Recast the lines of the listing from its start through the line containing "pane-value: 20.01 (1038, 142, 1302, 260)", inclusive, as a JSON list of strings, one string per line, with blank lines omitted.

[Items listed in a dataset]
■ ■ ■ ■ ■
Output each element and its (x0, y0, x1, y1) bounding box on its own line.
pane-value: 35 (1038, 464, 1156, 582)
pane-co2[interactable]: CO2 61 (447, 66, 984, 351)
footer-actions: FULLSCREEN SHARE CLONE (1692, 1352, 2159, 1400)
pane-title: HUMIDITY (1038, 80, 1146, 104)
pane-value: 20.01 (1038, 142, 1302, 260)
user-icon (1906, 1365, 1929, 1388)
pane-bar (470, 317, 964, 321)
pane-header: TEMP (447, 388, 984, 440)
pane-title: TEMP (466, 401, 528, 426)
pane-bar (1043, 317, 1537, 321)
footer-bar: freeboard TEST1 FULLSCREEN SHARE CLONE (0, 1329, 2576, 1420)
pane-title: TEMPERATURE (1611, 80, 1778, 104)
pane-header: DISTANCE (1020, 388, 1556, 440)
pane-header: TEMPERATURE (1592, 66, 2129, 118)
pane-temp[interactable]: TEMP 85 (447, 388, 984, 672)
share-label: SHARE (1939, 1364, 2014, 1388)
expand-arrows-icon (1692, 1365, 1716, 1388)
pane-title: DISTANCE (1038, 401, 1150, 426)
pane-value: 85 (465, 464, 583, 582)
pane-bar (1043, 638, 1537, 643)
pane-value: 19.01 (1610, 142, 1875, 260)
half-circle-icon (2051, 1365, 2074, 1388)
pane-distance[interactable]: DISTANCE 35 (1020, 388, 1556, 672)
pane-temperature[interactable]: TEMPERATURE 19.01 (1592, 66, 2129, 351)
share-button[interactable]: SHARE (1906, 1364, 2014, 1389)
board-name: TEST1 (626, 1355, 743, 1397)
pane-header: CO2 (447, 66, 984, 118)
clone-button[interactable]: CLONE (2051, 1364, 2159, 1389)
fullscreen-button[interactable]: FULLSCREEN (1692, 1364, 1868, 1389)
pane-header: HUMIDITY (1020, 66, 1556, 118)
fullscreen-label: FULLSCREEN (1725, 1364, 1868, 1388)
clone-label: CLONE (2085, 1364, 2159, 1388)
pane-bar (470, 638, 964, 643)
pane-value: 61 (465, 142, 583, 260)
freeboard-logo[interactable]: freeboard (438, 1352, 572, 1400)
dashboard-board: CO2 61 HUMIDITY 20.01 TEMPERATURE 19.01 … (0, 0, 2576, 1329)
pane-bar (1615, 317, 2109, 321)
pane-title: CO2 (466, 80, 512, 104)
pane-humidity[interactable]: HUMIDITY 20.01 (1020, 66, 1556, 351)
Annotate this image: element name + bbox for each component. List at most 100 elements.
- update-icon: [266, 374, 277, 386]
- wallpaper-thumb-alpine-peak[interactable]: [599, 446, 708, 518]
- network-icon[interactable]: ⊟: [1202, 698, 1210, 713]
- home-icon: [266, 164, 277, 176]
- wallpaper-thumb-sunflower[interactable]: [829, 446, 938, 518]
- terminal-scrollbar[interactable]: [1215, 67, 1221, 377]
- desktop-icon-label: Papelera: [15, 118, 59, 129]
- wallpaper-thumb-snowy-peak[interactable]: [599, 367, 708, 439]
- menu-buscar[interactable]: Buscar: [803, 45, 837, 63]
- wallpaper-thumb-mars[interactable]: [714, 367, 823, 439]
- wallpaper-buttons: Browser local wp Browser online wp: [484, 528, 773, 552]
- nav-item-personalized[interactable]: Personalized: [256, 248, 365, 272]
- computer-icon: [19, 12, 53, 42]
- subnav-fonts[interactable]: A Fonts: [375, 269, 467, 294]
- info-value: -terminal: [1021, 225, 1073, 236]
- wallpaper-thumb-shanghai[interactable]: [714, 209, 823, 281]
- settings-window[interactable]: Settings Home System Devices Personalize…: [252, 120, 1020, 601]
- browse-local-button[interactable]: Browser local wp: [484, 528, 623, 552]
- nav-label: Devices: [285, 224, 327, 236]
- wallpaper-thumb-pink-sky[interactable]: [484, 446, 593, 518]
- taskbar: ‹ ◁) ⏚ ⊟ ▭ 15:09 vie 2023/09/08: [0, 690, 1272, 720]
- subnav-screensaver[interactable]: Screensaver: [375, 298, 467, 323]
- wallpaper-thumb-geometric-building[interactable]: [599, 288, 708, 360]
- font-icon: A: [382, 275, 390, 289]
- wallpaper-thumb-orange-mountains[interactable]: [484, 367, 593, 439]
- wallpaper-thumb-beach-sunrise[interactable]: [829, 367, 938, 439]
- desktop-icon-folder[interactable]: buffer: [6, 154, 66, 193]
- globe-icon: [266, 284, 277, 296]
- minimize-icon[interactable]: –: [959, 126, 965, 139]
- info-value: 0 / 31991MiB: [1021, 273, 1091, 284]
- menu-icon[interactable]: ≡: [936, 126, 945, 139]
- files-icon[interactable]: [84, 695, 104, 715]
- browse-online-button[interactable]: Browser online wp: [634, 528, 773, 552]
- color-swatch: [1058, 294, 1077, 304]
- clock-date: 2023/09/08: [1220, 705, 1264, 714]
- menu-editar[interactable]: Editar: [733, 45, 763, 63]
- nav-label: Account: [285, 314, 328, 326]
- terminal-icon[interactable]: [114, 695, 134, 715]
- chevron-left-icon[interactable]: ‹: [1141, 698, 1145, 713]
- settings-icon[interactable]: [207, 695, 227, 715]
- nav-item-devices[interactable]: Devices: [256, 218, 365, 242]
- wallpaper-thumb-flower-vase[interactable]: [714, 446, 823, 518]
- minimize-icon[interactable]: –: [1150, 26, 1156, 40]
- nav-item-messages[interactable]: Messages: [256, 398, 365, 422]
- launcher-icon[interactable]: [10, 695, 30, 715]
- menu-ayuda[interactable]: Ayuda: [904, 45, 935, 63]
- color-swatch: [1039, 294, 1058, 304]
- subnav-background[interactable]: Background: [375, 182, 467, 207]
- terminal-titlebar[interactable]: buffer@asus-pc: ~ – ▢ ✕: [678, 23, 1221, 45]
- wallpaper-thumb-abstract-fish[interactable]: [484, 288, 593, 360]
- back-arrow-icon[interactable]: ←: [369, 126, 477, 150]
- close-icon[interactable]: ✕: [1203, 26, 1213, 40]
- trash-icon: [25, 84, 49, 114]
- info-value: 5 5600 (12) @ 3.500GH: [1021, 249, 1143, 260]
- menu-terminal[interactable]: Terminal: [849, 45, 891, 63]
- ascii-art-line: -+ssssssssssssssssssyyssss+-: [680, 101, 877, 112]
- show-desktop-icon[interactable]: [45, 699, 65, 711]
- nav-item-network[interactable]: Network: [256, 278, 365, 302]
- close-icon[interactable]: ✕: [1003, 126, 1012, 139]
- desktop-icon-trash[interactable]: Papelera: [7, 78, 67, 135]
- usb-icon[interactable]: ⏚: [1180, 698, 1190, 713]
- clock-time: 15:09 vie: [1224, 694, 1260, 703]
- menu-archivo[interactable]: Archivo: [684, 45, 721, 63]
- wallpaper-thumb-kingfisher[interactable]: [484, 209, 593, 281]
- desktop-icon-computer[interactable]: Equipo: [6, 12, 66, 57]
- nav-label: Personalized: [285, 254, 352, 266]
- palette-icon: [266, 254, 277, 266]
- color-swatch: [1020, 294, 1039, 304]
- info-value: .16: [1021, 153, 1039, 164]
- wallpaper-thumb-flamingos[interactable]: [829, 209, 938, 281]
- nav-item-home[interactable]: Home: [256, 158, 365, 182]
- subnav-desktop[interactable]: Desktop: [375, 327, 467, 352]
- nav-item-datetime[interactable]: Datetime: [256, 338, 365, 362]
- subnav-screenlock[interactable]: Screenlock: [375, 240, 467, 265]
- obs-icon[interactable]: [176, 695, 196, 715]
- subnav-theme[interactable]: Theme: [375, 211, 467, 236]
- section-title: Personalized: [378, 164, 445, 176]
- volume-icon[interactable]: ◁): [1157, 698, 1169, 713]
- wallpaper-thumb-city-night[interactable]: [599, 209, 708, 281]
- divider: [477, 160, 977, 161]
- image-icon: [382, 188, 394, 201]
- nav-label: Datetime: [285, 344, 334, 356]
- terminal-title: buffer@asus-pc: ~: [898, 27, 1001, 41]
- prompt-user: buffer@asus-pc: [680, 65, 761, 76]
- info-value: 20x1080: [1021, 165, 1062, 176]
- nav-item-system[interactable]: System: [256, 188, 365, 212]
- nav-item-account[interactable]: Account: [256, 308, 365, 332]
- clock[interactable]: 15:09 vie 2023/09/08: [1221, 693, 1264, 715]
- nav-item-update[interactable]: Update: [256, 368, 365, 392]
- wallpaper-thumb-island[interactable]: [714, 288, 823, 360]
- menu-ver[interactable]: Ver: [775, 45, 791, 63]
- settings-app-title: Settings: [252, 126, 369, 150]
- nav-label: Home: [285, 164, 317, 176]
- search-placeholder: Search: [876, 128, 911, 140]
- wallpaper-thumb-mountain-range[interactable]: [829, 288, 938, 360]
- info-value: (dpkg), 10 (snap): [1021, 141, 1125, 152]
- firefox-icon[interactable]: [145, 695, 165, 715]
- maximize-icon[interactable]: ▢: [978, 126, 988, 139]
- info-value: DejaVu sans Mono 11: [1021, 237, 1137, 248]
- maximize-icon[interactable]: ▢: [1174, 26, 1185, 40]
■ ■ ■ ■ ■
● **Written solution**:
[
  "Output each element and its (x0, y0, x1, y1) bounding box on its own line.",
  "pane-value: 35 (1038, 464, 1156, 582)",
  "pane-co2[interactable]: CO2 61 (447, 66, 984, 351)",
  "footer-actions: FULLSCREEN SHARE CLONE (1692, 1352, 2159, 1400)",
  "pane-title: HUMIDITY (1038, 80, 1146, 104)",
  "pane-value: 20.01 (1038, 142, 1302, 260)"
]